### Direction
Locate each line containing the string "mysql" and copy it out.

### Task data
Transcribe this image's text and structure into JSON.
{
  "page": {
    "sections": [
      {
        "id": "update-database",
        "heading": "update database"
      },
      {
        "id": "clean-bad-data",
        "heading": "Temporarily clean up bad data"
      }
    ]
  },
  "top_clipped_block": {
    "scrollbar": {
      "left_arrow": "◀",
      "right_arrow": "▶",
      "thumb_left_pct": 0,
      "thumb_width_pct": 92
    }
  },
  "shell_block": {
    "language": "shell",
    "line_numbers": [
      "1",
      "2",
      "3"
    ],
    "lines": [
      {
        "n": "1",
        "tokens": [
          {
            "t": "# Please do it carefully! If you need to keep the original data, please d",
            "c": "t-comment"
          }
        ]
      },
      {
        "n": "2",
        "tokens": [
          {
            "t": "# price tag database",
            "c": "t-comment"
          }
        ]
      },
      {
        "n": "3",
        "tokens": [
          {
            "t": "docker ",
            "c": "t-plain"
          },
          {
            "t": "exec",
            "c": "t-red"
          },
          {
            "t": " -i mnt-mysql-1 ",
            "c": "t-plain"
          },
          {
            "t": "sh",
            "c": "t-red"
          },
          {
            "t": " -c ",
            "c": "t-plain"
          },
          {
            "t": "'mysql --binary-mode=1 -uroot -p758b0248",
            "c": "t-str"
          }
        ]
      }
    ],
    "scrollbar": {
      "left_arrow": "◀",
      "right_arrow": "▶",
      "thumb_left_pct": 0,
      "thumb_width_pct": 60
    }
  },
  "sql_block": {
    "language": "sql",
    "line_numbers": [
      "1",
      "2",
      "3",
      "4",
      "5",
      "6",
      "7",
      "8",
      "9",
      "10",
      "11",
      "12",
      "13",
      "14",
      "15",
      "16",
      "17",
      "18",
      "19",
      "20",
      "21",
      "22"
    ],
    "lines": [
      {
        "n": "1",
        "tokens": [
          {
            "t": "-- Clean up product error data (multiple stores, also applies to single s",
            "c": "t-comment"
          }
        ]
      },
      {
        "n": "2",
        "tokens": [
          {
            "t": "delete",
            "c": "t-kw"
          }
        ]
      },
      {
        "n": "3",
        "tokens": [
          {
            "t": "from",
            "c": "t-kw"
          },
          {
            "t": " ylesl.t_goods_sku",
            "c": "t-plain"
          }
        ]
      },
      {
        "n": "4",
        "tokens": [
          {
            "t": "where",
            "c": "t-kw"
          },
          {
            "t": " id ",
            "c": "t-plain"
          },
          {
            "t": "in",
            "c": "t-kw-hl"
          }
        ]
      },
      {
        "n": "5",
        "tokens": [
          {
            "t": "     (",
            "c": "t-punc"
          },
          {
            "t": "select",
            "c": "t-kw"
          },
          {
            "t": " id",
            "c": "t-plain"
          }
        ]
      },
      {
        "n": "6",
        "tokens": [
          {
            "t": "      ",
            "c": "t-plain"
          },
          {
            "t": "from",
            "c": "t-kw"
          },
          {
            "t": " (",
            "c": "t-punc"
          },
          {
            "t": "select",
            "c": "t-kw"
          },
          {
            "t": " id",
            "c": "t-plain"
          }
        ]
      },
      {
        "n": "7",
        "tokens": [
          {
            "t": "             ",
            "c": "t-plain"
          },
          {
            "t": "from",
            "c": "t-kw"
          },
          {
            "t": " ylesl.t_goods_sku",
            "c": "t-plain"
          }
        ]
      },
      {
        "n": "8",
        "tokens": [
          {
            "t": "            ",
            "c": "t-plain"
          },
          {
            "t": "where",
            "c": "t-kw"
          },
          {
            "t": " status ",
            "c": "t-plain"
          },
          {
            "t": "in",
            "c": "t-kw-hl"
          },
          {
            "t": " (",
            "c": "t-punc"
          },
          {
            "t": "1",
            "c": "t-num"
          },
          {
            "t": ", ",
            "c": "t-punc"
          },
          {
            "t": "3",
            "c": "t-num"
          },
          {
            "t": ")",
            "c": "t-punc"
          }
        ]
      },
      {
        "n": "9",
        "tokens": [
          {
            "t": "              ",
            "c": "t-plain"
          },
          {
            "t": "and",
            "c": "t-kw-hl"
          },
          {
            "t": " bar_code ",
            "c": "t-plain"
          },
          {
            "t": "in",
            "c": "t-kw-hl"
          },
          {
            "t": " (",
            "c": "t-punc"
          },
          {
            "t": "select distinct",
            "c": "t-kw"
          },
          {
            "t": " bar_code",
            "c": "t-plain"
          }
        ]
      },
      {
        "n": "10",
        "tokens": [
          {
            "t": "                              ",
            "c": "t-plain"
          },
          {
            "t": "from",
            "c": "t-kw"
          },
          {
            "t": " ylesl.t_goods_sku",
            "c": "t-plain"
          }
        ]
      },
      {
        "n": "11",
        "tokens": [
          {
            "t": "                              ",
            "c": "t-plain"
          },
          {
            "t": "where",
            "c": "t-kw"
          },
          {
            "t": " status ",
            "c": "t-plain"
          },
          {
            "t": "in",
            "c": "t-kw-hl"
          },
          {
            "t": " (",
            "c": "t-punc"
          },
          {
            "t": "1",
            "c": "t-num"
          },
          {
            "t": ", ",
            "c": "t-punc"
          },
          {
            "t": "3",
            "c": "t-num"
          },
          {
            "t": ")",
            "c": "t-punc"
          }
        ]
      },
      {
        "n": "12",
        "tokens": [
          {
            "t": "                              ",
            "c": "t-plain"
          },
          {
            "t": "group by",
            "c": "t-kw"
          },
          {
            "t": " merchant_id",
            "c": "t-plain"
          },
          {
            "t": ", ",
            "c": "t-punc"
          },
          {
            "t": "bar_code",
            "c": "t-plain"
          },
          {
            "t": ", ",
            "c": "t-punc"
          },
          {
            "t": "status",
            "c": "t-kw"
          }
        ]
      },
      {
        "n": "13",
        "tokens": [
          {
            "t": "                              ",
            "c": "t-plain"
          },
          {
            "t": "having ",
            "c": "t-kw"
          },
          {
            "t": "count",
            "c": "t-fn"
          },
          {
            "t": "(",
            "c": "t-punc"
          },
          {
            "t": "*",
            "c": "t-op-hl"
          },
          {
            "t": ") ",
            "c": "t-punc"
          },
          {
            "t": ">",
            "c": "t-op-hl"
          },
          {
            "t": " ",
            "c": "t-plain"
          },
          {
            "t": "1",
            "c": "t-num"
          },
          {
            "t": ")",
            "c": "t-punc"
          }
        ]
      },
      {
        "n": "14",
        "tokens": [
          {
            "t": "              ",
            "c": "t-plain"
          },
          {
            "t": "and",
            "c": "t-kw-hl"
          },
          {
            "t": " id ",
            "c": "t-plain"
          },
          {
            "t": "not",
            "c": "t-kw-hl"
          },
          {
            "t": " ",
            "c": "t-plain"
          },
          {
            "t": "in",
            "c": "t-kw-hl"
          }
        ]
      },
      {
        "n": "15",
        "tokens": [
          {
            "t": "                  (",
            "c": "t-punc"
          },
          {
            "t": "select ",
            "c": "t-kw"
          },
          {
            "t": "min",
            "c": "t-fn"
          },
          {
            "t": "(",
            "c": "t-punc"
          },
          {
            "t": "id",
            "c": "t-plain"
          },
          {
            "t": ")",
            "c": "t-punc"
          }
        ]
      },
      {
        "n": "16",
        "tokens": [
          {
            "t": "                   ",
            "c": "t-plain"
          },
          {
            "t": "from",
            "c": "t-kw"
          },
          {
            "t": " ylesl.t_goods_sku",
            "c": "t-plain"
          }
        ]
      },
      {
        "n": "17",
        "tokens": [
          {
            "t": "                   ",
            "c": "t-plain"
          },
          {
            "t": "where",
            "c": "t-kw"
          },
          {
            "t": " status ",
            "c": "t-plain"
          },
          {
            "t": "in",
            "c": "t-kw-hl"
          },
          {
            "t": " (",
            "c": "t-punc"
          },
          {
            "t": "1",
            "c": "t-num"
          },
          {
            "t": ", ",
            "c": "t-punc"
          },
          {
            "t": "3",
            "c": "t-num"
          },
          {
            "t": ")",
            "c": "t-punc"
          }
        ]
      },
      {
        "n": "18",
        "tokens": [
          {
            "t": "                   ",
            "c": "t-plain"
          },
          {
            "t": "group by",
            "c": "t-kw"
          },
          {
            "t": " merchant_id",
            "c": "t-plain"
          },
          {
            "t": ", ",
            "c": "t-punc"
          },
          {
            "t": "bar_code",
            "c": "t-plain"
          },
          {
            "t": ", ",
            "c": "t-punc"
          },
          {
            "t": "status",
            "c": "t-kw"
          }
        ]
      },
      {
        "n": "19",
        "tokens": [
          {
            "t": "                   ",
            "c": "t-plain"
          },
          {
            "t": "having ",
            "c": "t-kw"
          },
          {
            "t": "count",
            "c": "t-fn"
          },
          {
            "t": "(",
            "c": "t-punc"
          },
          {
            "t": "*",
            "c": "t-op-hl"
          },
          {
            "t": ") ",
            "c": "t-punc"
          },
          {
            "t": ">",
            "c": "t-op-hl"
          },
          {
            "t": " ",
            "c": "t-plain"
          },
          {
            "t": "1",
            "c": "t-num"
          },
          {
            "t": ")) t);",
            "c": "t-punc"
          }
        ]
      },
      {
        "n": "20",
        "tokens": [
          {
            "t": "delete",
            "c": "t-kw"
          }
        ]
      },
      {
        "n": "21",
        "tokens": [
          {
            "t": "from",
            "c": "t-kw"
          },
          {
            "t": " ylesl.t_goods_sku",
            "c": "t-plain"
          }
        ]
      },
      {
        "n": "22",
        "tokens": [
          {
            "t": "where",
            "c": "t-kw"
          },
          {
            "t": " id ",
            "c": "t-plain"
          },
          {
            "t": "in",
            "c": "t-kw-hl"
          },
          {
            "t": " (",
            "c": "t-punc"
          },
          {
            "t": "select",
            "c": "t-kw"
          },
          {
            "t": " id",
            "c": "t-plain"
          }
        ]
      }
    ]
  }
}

### Full solution
            "t": " -i mnt-mysql-1 ",
            "t": "'mysql --binary-mode=1 -uroot -p758b0248",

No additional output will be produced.